**Supplied records**
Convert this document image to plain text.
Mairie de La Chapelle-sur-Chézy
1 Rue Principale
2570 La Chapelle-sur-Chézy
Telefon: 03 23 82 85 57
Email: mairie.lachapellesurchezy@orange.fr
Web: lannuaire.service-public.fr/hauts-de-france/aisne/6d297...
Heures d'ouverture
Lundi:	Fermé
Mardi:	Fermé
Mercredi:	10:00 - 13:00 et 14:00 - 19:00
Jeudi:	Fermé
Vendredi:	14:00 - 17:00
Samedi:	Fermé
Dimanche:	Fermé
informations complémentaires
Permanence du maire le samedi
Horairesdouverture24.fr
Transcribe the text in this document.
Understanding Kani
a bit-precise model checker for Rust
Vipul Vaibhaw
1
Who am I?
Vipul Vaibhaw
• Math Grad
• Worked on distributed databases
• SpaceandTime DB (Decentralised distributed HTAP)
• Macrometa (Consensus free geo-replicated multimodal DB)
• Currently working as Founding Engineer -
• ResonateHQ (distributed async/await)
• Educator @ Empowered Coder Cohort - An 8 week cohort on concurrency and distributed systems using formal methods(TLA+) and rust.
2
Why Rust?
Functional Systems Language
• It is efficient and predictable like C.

**What you are asked to do**
Reproduce the material verbatim, line by line.

**Task response**
Convert this document image to plain text.
Mairie de La Chapelle-sur-Chézy
1 Rue Principale
2570 La Chapelle-sur-Chézy
Telefon: 03 23 82 85 57
Email: mairie.lachapellesurchezy@orange.fr
Web: lannuaire.service-public.fr/hauts-de-france/aisne/6d297...
Heures d'ouverture
Lundi:	Fermé
Mardi:	Fermé
Mercredi:	10:00 - 13:00 et 14:00 - 19:00
Jeudi:	Fermé
Vendredi:	14:00 - 17:00
Samedi:	Fermé
Dimanche:	Fermé
informations complémentaires
Permanence du maire le samedi
Horairesdouverture24.fr
Transcribe the text in this document.
Understanding Kani
a bit-precise model checker for Rust
Vipul Vaibhaw
1
Who am I?
Vipul Vaibhaw
• Math Grad
• Worked on distributed databases
• SpaceandTime DB (Decentralised distributed HTAP)
• Macrometa (Consensus free geo-replicated multimodal DB)
• Currently working as Founding Engineer -
• ResonateHQ (distributed async/await)
• Educator @ Empowered Coder Cohort - An 8 week cohort on concurrency and distributed systems using formal methods(TLA+) and rust.
2
Why Rust?
Functional Systems Language
• It is efficient and predictable like C.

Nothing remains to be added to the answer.